● **REQUIRED WORK**: Filter for the word "Bond" and keep each matching line.

# DATA SUPPLIED start

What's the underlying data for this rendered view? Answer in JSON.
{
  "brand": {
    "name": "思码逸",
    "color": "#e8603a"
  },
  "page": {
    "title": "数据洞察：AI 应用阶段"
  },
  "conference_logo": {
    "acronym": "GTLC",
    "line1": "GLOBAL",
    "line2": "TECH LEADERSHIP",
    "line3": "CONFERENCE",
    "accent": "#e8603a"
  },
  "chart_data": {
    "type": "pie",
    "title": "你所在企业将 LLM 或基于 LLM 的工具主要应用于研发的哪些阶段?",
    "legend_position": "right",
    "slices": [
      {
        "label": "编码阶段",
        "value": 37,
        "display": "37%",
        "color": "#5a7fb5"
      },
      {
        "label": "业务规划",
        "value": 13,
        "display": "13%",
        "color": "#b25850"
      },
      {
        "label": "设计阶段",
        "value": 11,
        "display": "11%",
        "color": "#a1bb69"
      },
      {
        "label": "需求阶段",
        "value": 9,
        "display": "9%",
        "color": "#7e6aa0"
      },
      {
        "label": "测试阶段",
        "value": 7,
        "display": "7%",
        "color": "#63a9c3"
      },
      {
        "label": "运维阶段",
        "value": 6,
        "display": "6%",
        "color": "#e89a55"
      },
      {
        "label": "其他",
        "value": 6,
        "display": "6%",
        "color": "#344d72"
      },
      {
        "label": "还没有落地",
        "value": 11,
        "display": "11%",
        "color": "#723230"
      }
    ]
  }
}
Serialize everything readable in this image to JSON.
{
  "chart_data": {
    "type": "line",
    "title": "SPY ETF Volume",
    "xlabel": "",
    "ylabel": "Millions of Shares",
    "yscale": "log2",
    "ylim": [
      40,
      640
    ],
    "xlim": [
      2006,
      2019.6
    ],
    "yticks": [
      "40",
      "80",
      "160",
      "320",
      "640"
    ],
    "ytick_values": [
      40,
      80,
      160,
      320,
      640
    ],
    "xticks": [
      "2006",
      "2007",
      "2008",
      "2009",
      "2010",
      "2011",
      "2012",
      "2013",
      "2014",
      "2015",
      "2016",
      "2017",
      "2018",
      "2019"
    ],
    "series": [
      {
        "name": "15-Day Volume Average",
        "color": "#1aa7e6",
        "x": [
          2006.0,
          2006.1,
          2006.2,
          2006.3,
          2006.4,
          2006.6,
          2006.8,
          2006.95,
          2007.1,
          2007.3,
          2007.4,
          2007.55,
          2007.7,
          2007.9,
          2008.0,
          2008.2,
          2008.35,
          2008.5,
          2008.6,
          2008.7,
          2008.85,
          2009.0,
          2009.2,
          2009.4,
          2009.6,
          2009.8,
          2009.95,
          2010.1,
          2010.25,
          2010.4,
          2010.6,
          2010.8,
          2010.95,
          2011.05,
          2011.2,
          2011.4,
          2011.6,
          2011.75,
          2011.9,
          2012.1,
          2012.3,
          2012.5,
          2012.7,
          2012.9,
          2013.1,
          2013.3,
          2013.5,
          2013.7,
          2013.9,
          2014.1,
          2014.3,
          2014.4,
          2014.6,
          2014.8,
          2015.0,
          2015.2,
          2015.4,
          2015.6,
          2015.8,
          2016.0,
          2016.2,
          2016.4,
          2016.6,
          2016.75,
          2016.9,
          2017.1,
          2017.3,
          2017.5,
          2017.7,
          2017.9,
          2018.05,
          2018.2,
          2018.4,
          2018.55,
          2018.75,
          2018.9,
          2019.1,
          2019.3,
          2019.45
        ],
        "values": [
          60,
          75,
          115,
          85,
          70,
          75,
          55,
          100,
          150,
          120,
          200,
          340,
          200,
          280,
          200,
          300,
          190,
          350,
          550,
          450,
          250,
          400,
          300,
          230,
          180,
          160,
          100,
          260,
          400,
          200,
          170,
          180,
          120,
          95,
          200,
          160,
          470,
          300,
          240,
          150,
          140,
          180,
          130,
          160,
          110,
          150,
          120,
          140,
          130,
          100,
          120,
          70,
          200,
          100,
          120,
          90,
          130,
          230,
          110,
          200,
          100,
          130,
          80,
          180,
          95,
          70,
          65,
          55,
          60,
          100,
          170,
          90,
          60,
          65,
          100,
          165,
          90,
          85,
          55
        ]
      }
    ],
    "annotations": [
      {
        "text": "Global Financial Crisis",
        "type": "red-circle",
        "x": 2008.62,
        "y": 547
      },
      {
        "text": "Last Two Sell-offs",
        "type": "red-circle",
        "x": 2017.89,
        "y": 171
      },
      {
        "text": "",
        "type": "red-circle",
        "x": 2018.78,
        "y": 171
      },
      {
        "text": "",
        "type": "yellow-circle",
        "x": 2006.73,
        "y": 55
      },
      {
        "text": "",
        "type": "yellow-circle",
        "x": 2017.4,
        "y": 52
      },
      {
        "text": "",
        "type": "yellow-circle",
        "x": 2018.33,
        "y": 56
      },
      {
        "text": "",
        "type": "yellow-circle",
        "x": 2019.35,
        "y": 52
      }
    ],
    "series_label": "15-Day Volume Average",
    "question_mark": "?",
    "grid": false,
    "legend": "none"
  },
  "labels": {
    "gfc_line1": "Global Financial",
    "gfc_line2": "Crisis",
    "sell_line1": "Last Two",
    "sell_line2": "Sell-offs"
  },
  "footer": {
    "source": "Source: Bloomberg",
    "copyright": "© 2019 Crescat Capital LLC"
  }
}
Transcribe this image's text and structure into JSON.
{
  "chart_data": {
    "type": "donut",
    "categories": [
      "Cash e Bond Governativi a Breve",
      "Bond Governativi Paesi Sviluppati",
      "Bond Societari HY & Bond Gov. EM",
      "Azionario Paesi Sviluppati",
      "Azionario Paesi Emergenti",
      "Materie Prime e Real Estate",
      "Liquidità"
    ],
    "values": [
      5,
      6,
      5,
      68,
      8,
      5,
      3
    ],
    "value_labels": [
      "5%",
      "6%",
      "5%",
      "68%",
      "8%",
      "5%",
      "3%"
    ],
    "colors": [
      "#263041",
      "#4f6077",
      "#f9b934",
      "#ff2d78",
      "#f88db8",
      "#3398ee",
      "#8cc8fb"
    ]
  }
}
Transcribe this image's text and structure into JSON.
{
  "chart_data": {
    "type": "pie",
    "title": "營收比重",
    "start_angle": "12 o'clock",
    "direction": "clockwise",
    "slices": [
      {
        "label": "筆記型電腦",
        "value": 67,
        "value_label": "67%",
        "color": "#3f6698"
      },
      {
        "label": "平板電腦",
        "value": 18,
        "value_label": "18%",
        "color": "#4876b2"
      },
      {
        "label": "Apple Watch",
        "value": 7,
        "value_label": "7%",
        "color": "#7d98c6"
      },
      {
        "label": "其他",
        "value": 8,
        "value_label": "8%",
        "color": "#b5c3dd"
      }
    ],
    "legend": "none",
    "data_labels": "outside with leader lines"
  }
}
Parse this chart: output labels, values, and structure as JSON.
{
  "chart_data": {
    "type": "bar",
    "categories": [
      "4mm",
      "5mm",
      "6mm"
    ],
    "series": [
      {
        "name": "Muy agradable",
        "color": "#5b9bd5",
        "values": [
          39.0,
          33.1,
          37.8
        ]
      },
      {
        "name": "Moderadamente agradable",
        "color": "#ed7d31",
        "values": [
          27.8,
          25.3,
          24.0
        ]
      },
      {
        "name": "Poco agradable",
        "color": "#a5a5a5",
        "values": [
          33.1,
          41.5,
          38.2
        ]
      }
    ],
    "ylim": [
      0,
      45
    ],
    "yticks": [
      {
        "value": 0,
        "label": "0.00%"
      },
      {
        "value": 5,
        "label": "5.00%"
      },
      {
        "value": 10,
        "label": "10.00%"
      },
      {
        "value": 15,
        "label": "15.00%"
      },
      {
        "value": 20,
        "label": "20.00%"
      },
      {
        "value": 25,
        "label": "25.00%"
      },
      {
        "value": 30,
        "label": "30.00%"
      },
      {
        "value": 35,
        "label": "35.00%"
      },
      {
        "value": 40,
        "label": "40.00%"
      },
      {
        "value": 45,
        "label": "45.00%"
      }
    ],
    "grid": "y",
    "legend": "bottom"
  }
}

# DATA SUPPLIED end

● **RESPONSE**:
      "Cash e Bond Governativi a Breve",
      "Bond Governativi Paesi Sviluppati",
      "Bond Societari HY & Bond Gov. EM",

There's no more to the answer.